# Task description:
Review the listing and copy each line that holds the word "modify".

# Available records:
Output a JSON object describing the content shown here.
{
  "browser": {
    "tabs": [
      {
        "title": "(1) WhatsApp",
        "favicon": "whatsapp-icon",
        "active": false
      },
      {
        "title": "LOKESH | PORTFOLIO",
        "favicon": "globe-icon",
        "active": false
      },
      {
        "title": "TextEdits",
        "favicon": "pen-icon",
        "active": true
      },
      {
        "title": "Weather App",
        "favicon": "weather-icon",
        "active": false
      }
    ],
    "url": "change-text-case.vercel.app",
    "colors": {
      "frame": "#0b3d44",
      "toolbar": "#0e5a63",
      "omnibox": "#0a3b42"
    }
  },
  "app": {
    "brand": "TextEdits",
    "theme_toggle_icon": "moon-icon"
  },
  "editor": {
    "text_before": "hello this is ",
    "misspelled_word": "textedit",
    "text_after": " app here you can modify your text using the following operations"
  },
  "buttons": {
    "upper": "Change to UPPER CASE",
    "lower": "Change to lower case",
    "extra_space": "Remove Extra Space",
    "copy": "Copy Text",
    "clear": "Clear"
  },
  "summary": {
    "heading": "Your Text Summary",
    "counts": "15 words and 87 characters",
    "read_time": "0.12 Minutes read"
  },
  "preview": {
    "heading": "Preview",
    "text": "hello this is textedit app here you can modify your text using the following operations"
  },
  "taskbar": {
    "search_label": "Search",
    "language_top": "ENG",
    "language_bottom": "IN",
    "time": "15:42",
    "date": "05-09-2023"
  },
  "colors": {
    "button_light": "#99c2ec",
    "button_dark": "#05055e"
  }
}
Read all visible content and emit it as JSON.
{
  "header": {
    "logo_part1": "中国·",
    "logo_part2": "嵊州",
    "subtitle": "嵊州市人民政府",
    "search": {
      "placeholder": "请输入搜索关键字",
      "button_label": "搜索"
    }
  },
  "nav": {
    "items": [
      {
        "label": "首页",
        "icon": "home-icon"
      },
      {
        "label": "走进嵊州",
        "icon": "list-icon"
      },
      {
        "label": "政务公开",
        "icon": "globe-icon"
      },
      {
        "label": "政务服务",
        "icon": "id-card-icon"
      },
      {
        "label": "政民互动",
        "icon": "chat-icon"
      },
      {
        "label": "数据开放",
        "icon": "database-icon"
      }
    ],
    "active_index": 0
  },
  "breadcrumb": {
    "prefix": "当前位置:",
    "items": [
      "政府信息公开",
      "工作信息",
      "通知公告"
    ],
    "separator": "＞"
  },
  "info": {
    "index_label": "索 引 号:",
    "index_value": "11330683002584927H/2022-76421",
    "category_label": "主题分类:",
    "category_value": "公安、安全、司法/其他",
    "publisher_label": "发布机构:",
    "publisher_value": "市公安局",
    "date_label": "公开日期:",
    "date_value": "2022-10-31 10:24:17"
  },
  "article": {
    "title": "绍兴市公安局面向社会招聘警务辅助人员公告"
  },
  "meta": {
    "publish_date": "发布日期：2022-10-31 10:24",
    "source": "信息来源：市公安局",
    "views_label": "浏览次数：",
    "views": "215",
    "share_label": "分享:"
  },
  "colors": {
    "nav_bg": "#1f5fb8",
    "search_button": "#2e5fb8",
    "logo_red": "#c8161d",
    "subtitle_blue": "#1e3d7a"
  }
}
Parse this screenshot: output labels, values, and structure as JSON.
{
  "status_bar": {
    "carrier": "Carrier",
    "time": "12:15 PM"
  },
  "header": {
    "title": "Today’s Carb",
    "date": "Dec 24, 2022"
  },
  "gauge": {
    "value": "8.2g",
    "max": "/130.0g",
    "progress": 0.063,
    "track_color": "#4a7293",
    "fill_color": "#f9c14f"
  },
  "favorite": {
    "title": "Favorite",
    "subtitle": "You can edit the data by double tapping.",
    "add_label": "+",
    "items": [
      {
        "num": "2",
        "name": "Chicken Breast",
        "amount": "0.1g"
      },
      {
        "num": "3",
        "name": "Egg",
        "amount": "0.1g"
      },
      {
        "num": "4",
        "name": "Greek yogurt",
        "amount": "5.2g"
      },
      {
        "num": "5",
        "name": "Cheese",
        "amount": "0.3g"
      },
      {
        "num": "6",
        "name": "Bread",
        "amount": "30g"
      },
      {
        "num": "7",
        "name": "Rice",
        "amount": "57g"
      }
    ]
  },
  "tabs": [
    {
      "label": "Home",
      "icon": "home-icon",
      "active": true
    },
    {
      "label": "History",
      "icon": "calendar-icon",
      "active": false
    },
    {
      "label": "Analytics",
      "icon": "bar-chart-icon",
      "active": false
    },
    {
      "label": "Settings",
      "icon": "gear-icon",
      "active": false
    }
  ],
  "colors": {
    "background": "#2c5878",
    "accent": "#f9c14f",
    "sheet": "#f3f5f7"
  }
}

# Solution to this exercise:
    "text_after": " app here you can modify your text using the following operations"
    "text": "hello this is textedit app here you can modify your text using the following operations"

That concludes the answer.